-- Start of Information given --

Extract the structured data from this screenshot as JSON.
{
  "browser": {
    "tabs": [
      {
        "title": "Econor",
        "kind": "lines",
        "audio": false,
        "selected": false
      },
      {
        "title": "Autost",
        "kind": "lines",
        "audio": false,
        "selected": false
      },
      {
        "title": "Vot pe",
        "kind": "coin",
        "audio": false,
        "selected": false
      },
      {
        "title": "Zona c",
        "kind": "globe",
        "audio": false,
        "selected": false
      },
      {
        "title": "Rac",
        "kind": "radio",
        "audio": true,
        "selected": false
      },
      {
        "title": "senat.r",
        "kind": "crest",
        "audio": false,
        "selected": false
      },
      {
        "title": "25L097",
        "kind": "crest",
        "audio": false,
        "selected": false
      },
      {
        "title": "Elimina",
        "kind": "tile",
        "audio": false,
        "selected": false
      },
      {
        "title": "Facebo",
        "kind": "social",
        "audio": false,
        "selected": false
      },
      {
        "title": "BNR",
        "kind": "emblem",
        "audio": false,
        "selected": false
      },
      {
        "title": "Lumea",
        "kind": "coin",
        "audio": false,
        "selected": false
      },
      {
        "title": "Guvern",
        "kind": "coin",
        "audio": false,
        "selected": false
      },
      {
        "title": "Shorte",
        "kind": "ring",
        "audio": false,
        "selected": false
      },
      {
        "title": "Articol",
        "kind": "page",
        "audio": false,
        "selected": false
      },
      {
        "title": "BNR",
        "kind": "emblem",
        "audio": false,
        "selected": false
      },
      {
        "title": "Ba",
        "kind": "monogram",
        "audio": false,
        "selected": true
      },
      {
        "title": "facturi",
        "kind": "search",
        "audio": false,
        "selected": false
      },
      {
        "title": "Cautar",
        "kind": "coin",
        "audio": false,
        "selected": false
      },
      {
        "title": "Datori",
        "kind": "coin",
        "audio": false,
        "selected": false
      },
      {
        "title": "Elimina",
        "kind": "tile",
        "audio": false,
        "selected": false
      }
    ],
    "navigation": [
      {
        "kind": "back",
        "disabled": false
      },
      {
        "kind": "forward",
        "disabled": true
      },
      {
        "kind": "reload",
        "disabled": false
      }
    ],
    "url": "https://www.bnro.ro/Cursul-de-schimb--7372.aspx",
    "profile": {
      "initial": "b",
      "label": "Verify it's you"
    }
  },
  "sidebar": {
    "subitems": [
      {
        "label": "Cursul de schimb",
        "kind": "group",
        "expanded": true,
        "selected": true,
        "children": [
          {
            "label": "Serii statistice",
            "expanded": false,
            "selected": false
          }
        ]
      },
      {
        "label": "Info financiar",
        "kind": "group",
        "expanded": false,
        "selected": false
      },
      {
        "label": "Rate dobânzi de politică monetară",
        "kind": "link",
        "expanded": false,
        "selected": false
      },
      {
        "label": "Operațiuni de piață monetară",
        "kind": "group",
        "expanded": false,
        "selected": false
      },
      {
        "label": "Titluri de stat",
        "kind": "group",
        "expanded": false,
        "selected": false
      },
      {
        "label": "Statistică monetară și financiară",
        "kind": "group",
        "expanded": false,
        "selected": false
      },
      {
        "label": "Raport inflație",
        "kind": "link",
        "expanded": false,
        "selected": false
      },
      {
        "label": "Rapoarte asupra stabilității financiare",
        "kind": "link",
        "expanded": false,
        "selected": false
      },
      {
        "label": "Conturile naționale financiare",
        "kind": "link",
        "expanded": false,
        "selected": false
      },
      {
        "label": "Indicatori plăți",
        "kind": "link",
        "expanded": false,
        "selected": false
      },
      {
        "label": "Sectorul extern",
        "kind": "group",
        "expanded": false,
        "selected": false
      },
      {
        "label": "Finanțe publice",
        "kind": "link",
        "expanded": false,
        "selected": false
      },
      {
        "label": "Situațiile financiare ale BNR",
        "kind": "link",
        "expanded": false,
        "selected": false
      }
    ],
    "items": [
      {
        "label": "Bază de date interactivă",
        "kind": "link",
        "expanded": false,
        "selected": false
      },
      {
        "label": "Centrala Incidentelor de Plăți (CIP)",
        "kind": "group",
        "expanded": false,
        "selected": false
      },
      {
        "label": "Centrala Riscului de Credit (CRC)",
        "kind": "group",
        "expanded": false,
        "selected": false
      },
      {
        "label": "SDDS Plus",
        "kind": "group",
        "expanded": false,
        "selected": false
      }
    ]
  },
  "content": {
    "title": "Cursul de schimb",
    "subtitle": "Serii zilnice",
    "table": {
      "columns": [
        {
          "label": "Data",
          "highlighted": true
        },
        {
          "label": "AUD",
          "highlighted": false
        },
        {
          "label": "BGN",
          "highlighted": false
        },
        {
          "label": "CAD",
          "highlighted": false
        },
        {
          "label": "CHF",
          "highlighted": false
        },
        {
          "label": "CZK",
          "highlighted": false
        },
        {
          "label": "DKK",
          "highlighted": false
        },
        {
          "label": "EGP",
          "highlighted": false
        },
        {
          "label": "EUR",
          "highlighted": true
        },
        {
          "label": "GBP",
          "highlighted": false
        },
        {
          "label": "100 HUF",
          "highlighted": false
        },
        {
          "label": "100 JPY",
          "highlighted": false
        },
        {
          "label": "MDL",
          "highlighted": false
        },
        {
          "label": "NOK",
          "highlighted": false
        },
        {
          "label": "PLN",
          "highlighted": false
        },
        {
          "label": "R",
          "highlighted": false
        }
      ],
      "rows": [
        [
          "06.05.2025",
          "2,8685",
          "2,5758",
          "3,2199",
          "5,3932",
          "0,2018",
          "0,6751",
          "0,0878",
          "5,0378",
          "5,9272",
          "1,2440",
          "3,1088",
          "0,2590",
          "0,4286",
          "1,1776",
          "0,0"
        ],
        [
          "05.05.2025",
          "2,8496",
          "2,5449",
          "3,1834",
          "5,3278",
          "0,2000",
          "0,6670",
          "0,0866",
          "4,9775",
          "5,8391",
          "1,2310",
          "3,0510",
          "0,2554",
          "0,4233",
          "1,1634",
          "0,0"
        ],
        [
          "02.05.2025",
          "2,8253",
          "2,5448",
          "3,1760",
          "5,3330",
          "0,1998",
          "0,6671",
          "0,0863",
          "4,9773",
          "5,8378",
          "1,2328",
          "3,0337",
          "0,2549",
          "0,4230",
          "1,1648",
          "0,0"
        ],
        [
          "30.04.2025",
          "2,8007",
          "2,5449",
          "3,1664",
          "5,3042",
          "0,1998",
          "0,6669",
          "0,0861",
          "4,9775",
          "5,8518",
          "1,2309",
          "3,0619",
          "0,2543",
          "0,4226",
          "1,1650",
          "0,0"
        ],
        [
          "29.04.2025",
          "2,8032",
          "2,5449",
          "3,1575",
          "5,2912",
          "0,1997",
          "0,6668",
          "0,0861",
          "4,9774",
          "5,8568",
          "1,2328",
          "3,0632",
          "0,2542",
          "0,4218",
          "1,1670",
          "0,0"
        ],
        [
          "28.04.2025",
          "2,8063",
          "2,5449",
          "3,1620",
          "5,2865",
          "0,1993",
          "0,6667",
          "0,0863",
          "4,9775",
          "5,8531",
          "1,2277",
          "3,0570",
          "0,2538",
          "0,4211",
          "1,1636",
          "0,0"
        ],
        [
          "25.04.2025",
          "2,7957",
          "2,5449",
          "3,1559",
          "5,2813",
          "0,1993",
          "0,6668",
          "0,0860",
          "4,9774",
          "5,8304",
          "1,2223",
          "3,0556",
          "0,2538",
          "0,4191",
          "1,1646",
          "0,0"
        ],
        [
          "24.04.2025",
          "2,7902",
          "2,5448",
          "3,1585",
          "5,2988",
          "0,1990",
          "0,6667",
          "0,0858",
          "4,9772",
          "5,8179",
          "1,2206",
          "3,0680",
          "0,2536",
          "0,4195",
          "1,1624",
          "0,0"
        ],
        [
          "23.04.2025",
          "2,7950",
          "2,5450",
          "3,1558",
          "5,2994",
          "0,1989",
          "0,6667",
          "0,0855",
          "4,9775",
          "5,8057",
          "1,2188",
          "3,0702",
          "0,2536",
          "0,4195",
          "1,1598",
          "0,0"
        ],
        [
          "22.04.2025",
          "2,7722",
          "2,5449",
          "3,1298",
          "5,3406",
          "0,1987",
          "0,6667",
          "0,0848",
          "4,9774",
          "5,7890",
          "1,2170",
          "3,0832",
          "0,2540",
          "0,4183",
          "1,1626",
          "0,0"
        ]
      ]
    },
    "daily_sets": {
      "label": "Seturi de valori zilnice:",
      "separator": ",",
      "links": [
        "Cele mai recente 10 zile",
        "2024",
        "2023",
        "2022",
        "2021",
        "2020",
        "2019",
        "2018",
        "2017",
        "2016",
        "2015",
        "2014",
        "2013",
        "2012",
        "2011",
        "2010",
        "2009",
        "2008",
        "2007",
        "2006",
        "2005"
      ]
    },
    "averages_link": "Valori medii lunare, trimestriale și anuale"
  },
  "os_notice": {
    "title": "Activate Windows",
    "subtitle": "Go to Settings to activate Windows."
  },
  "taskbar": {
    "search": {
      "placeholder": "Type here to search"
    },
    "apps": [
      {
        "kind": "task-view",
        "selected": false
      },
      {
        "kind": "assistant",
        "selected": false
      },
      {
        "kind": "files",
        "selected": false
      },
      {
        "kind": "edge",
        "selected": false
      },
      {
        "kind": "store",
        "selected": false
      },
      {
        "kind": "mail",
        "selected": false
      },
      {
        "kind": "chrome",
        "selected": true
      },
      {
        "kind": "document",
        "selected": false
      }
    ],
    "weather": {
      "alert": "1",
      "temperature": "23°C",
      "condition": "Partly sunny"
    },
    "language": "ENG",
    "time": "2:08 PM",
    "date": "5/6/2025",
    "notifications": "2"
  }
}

-- End of Information given --

Only the number is wanted: how many lines above include the word "financiare"?

3